Given exercise: Output all the material that follows, exactly as given.

Records excerpted from a collection
....
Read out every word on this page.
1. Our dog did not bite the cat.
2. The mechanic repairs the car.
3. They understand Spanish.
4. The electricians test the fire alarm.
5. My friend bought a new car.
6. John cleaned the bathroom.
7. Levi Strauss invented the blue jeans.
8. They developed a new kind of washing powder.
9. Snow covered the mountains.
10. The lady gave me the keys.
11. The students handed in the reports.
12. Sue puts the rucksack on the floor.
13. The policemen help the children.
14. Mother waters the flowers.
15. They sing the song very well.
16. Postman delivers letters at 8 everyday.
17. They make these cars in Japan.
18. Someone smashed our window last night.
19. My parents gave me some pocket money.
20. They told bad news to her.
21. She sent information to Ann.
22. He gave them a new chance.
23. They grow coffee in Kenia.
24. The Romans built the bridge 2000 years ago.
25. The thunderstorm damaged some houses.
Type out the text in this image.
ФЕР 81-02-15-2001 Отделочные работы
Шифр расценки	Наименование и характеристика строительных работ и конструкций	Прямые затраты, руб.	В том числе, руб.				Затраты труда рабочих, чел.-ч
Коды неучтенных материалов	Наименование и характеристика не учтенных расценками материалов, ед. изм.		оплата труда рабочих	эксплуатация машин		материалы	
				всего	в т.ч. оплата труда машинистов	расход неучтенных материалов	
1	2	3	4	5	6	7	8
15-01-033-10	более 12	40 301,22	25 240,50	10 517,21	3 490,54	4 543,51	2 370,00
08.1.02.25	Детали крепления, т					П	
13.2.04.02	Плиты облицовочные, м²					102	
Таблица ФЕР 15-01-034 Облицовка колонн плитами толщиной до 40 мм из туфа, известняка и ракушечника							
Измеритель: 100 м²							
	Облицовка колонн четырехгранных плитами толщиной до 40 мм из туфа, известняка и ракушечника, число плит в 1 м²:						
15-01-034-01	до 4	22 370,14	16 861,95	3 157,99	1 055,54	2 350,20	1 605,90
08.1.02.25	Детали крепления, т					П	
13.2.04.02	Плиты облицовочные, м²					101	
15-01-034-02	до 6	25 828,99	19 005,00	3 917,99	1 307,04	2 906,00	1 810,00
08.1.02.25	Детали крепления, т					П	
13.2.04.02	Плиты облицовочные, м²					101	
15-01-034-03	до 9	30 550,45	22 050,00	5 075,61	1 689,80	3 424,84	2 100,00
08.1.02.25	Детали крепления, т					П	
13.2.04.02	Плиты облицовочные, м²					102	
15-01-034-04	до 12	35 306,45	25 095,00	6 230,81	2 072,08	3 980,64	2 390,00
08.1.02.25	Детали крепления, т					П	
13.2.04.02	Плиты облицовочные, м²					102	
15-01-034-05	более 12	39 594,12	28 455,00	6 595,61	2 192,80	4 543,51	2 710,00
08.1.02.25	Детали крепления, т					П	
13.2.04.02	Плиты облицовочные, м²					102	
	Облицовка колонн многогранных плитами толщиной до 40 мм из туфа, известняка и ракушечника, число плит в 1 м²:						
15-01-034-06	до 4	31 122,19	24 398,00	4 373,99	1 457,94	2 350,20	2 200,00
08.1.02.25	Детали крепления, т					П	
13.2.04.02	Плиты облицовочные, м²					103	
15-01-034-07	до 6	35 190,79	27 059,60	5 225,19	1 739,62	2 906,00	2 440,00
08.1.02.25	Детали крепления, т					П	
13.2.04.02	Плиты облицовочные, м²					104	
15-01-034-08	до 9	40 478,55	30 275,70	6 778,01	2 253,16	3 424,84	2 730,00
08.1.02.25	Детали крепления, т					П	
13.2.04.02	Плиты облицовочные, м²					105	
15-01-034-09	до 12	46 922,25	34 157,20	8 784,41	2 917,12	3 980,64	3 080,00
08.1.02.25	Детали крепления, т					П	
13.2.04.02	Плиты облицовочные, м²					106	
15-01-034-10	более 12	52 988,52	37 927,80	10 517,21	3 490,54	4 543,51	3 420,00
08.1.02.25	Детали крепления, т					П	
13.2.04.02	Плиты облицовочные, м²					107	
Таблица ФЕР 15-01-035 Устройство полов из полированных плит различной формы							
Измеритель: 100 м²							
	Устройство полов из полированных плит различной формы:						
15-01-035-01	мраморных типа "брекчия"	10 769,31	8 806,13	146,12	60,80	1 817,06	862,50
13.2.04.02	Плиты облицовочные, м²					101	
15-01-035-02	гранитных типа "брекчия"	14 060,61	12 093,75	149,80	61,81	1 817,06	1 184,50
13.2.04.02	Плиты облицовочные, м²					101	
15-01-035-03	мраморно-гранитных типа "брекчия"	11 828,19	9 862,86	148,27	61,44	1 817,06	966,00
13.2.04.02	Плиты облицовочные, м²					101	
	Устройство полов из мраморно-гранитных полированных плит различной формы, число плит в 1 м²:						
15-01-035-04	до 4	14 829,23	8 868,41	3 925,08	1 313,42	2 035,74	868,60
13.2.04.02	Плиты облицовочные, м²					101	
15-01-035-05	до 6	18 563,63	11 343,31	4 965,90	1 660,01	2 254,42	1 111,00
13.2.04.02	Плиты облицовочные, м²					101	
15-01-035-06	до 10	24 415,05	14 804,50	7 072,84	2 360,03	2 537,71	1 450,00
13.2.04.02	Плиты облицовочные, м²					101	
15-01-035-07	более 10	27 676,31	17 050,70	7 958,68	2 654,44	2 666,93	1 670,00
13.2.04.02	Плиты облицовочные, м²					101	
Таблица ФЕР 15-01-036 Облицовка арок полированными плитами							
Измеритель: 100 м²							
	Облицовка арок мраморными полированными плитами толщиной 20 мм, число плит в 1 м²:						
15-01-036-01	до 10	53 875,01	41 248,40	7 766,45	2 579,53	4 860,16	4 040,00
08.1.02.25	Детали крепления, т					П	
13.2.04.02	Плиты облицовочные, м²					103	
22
....
Solution for this problem:
Read out every word on this page.
1. Our dog did not bite the cat.
2. The mechanic repairs the car.
3. They understand Spanish.
4. The electricians test the fire alarm.
5. My friend bought a new car.
6. John cleaned the bathroom.
7. Levi Strauss invented the blue jeans.
8. They developed a new kind of washing powder.
9. Snow covered the mountains.
10. The lady gave me the keys.
11. The students handed in the reports.
12. Sue puts the rucksack on the floor.
13. The policemen help the children.
14. Mother waters the flowers.
15. They sing the song very well.
16. Postman delivers letters at 8 everyday.
17. They make these cars in Japan.
18. Someone smashed our window last night.
19. My parents gave me some pocket money.
20. They told bad news to her.
21. She sent information to Ann.
22. He gave them a new chance.
23. They grow coffee in Kenia.
24. The Romans built the bridge 2000 years ago.
25. The thunderstorm damaged some houses.
Type out the text in this image.
ФЕР 81-02-15-2001 Отделочные работы
Шифр расценки	Наименование и характеристика строительных работ и конструкций	Прямые затраты, руб.	В том числе, руб.				Затраты труда рабочих, чел.-ч
Коды неучтенных материалов	Наименование и характеристика не учтенных расценками материалов, ед. изм.		оплата труда рабочих	эксплуатация машин		материалы	
				всего	в т.ч. оплата труда машинистов	расход неучтенных материалов	
1	2	3	4	5	6	7	8
15-01-033-10	более 12	40 301,22	25 240,50	10 517,21	3 490,54	4 543,51	2 370,00
08.1.02.25	Детали крепления, т					П	
13.2.04.02	Плиты облицовочные, м²					102	
Таблица ФЕР 15-01-034 Облицовка колонн плитами толщиной до 40 мм из туфа, известняка и ракушечника							
Измеритель: 100 м²							
	Облицовка колонн четырехгранных плитами толщиной до 40 мм из туфа, известняка и ракушечника, число плит в 1 м²:						
15-01-034-01	до 4	22 370,14	16 861,95	3 157,99	1 055,54	2 350,20	1 605,90
08.1.02.25	Детали крепления, т					П	
13.2.04.02	Плиты облицовочные, м²					101	
15-01-034-02	до 6	25 828,99	19 005,00	3 917,99	1 307,04	2 906,00	1 810,00
08.1.02.25	Детали крепления, т					П	
13.2.04.02	Плиты облицовочные, м²					101	
15-01-034-03	до 9	30 550,45	22 050,00	5 075,61	1 689,80	3 424,84	2 100,00
08.1.02.25	Детали крепления, т					П	
13.2.04.02	Плиты облицовочные, м²					102	
15-01-034-04	до 12	35 306,45	25 095,00	6 230,81	2 072,08	3 980,64	2 390,00
08.1.02.25	Детали крепления, т					П	
13.2.04.02	Плиты облицовочные, м²					102	
15-01-034-05	более 12	39 594,12	28 455,00	6 595,61	2 192,80	4 543,51	2 710,00
08.1.02.25	Детали крепления, т					П	
13.2.04.02	Плиты облицовочные, м²					102	
	Облицовка колонн многогранных плитами толщиной до 40 мм из туфа, известняка и ракушечника, число плит в 1 м²:						
15-01-034-06	до 4	31 122,19	24 398,00	4 373,99	1 457,94	2 350,20	2 200,00
08.1.02.25	Детали крепления, т					П	
13.2.04.02	Плиты облицовочные, м²					103	
15-01-034-07	до 6	35 190,79	27 059,60	5 225,19	1 739,62	2 906,00	2 440,00
08.1.02.25	Детали крепления, т					П	
13.2.04.02	Плиты облицовочные, м²					104	
15-01-034-08	до 9	40 478,55	30 275,70	6 778,01	2 253,16	3 424,84	2 730,00
08.1.02.25	Детали крепления, т					П	
13.2.04.02	Плиты облицовочные, м²					105	
15-01-034-09	до 12	46 922,25	34 157,20	8 784,41	2 917,12	3 980,64	3 080,00
08.1.02.25	Детали крепления, т					П	
13.2.04.02	Плиты облицовочные, м²					106	
15-01-034-10	более 12	52 988,52	37 927,80	10 517,21	3 490,54	4 543,51	3 420,00
08.1.02.25	Детали крепления, т					П	
13.2.04.02	Плиты облицовочные, м²					107	
Таблица ФЕР 15-01-035 Устройство полов из полированных плит различной формы							
Измеритель: 100 м²							
	Устройство полов из полированных плит различной формы:						
15-01-035-01	мраморных типа "брекчия"	10 769,31	8 806,13	146,12	60,80	1 817,06	862,50
13.2.04.02	Плиты облицовочные, м²					101	
15-01-035-02	гранитных типа "брекчия"	14 060,61	12 093,75	149,80	61,81	1 817,06	1 184,50
13.2.04.02	Плиты облицовочные, м²					101	
15-01-035-03	мраморно-гранитных типа "брекчия"	11 828,19	9 862,86	148,27	61,44	1 817,06	966,00
13.2.04.02	Плиты облицовочные, м²					101	
	Устройство полов из мраморно-гранитных полированных плит различной формы, число плит в 1 м²:						
15-01-035-04	до 4	14 829,23	8 868,41	3 925,08	1 313,42	2 035,74	868,60
13.2.04.02	Плиты облицовочные, м²					101	
15-01-035-05	до 6	18 563,63	11 343,31	4 965,90	1 660,01	2 254,42	1 111,00
13.2.04.02	Плиты облицовочные, м²					101	
15-01-035-06	до 10	24 415,05	14 804,50	7 072,84	2 360,03	2 537,71	1 450,00
13.2.04.02	Плиты облицовочные, м²					101	
15-01-035-07	более 10	27 676,31	17 050,70	7 958,68	2 654,44	2 666,93	1 670,00
13.2.04.02	Плиты облицовочные, м²					101	
Таблица ФЕР 15-01-036 Облицовка арок полированными плитами							
Измеритель: 100 м²							
	Облицовка арок мраморными полированными плитами толщиной 20 мм, число плит в 1 м²:						
15-01-036-01	до 10	53 875,01	41 248,40	7 766,45	2 579,53	4 860,16	4 040,00
08.1.02.25	Детали крепления, т					П	
13.2.04.02	Плиты облицовочные, м²					103	
22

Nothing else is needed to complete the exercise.